EXERCISE DETAILS | Reproduce the records below word for word, starting at their first line and ending with the line that contains "select-cell: 24 [493,236,591,261]", including that line.

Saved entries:
* START *
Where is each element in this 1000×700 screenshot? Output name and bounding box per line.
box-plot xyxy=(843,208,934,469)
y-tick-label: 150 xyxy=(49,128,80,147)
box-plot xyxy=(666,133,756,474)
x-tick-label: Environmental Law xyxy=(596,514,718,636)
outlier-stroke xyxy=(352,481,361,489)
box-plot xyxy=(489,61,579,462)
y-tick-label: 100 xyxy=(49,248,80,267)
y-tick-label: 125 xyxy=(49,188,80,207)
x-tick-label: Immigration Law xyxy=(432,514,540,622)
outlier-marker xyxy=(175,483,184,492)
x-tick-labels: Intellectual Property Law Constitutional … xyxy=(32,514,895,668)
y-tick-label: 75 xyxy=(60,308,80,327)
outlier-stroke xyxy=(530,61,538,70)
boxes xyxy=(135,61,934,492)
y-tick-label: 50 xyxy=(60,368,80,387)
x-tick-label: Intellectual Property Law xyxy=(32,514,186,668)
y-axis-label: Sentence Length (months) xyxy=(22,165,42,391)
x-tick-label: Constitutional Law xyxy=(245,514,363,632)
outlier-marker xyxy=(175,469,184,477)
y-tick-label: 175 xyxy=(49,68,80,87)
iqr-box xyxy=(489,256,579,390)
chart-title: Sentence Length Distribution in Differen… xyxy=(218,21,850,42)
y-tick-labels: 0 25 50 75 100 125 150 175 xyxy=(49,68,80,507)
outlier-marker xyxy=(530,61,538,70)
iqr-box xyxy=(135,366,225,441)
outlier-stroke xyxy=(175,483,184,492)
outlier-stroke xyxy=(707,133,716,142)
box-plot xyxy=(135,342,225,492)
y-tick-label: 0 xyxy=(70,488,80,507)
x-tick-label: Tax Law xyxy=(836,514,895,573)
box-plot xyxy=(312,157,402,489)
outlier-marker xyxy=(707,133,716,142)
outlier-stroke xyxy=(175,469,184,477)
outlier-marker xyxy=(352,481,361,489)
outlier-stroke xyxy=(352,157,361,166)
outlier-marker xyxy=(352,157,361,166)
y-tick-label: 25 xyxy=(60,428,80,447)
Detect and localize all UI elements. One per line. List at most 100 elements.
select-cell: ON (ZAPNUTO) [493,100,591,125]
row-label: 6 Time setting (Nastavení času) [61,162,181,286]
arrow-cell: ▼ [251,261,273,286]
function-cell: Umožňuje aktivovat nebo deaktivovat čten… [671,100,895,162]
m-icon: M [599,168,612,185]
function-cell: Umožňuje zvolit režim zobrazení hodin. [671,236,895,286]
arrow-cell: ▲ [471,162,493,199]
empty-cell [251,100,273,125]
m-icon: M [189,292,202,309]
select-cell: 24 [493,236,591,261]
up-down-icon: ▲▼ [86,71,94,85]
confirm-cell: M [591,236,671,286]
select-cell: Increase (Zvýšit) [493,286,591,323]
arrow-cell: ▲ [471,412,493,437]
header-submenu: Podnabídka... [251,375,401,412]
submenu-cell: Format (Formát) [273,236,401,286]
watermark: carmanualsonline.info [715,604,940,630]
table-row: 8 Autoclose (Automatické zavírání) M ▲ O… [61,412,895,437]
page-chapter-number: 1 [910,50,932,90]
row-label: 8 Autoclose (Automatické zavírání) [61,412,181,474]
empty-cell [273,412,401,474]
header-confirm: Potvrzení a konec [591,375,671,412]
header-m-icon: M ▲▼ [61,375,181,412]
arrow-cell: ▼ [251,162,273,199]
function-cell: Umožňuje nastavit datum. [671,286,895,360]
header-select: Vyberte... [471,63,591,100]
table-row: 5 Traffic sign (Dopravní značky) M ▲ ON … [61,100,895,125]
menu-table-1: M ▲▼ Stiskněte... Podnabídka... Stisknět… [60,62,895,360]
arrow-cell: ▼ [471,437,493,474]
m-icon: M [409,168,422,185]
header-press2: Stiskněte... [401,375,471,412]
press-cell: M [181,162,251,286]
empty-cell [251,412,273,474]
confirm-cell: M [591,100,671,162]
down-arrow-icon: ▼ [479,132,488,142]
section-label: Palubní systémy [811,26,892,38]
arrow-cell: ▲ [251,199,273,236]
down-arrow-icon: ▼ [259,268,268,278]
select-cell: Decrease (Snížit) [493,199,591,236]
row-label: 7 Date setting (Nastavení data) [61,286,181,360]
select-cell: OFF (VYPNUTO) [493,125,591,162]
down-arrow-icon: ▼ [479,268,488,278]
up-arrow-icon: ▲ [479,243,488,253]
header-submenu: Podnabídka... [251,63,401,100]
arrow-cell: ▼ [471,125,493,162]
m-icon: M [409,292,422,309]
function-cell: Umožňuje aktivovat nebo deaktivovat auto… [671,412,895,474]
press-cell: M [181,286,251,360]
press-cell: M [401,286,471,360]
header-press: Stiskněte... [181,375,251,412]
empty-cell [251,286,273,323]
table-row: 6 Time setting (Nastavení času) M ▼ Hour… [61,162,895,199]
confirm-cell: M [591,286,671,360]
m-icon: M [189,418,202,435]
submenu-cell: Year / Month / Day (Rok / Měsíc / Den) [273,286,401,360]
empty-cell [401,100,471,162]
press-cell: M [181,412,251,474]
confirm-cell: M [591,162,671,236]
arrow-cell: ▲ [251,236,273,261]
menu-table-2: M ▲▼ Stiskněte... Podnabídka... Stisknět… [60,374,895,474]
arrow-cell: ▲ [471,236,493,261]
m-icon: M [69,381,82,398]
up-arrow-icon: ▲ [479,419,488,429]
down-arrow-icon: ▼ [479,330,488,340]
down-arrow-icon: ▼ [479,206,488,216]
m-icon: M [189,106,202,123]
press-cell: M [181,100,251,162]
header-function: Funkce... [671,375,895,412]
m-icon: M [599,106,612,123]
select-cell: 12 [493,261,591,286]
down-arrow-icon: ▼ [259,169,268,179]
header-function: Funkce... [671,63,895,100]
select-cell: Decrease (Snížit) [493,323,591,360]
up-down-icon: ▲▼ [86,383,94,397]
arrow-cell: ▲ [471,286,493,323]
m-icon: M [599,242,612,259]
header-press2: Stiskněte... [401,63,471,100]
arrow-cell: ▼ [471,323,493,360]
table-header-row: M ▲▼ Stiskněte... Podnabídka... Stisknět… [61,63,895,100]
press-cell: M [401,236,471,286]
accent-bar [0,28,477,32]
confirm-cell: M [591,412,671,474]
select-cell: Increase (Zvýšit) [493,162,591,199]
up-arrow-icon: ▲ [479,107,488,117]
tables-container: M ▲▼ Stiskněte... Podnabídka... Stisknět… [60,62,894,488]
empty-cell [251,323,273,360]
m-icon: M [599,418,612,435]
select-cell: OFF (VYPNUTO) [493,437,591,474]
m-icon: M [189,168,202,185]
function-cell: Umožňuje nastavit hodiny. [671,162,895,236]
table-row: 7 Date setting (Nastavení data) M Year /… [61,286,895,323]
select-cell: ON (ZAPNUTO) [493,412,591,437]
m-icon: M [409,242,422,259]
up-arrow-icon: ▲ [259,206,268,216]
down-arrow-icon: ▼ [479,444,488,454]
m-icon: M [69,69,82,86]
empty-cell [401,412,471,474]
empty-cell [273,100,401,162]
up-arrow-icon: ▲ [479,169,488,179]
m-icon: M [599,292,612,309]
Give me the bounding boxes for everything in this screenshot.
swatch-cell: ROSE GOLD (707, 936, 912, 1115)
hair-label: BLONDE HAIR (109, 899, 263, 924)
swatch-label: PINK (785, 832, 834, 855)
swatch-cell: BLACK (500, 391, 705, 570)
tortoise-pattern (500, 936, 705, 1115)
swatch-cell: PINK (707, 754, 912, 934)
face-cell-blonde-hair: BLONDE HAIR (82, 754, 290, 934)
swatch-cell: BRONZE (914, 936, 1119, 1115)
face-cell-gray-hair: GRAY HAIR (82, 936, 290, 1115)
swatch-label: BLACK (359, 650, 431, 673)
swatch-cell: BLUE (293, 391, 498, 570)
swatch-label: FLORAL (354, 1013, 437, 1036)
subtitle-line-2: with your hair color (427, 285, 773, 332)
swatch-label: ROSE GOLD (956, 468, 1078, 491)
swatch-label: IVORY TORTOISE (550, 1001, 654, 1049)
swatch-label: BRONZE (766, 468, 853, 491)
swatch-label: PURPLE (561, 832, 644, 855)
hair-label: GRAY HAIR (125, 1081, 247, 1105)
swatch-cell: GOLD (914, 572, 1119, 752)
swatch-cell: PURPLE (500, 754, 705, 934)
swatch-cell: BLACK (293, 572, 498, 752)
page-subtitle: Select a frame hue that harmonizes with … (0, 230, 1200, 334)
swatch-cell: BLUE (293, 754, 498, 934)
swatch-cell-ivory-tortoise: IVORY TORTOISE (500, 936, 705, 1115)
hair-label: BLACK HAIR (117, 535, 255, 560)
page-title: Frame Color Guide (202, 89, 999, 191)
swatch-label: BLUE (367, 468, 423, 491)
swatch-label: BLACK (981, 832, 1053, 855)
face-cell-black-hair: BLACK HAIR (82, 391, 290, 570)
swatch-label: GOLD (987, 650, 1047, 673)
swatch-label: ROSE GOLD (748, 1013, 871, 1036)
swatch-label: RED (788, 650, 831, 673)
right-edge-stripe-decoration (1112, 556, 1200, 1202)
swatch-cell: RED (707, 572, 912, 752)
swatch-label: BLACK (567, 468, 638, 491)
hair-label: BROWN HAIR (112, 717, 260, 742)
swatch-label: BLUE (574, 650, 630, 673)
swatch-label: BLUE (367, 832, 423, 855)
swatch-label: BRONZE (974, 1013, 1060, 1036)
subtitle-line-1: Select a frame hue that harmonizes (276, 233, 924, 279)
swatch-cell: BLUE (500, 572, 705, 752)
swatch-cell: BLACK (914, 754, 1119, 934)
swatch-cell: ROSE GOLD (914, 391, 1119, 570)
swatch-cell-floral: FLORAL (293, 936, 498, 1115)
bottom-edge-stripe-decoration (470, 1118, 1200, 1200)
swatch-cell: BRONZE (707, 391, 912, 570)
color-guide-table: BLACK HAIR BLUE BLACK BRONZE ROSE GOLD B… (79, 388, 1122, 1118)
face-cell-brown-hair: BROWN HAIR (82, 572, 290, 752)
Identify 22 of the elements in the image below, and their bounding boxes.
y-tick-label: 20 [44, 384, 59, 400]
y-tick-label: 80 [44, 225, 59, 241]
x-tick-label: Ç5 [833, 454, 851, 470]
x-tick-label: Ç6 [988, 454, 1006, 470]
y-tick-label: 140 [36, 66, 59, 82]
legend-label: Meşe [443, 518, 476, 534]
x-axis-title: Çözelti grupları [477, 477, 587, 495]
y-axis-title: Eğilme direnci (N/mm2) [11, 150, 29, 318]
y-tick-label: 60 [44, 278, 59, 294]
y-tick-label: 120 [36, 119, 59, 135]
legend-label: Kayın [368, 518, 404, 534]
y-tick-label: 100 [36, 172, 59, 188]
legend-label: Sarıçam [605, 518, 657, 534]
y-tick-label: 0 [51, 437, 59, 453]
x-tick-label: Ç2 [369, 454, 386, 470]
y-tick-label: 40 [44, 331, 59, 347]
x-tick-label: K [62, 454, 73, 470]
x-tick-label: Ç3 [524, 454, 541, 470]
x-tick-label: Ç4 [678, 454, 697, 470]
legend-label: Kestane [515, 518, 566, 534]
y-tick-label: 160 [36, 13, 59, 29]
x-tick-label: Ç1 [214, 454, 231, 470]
* END *
COMPLETED TASK |
Where is each element in this 1000×700 screenshot? Output name and bounding box per line.
box-plot xyxy=(843,208,934,469)
y-tick-label: 150 xyxy=(49,128,80,147)
box-plot xyxy=(666,133,756,474)
x-tick-label: Environmental Law xyxy=(596,514,718,636)
outlier-stroke xyxy=(352,481,361,489)
box-plot xyxy=(489,61,579,462)
y-tick-label: 100 xyxy=(49,248,80,267)
y-tick-label: 125 xyxy=(49,188,80,207)
x-tick-label: Immigration Law xyxy=(432,514,540,622)
outlier-marker xyxy=(175,483,184,492)
x-tick-labels: Intellectual Property Law Constitutional … xyxy=(32,514,895,668)
y-tick-label: 75 xyxy=(60,308,80,327)
outlier-stroke xyxy=(530,61,538,70)
boxes xyxy=(135,61,934,492)
y-tick-label: 50 xyxy=(60,368,80,387)
x-tick-label: Intellectual Property Law xyxy=(32,514,186,668)
y-axis-label: Sentence Length (months) xyxy=(22,165,42,391)
x-tick-label: Constitutional Law xyxy=(245,514,363,632)
outlier-marker xyxy=(175,469,184,477)
y-tick-label: 175 xyxy=(49,68,80,87)
iqr-box xyxy=(489,256,579,390)
chart-title: Sentence Length Distribution in Differen… xyxy=(218,21,850,42)
y-tick-labels: 0 25 50 75 100 125 150 175 xyxy=(49,68,80,507)
outlier-marker xyxy=(530,61,538,70)
iqr-box xyxy=(135,366,225,441)
outlier-stroke xyxy=(175,483,184,492)
outlier-stroke xyxy=(707,133,716,142)
box-plot xyxy=(135,342,225,492)
y-tick-label: 0 xyxy=(70,488,80,507)
x-tick-label: Tax Law xyxy=(836,514,895,573)
box-plot xyxy=(312,157,402,489)
outlier-marker xyxy=(707,133,716,142)
outlier-stroke xyxy=(175,469,184,477)
outlier-marker xyxy=(352,481,361,489)
outlier-stroke xyxy=(352,157,361,166)
outlier-marker xyxy=(352,157,361,166)
y-tick-label: 25 xyxy=(60,428,80,447)
Detect and localize all UI elements. One per line. List at most 100 elements.
select-cell: ON (ZAPNUTO) [493,100,591,125]
row-label: 6 Time setting (Nastavení času) [61,162,181,286]
arrow-cell: ▼ [251,261,273,286]
function-cell: Umožňuje aktivovat nebo deaktivovat čten… [671,100,895,162]
m-icon: M [599,168,612,185]
function-cell: Umožňuje zvolit režim zobrazení hodin. [671,236,895,286]
arrow-cell: ▲ [471,162,493,199]
empty-cell [251,100,273,125]
m-icon: M [189,292,202,309]
select-cell: 24 [493,236,591,261]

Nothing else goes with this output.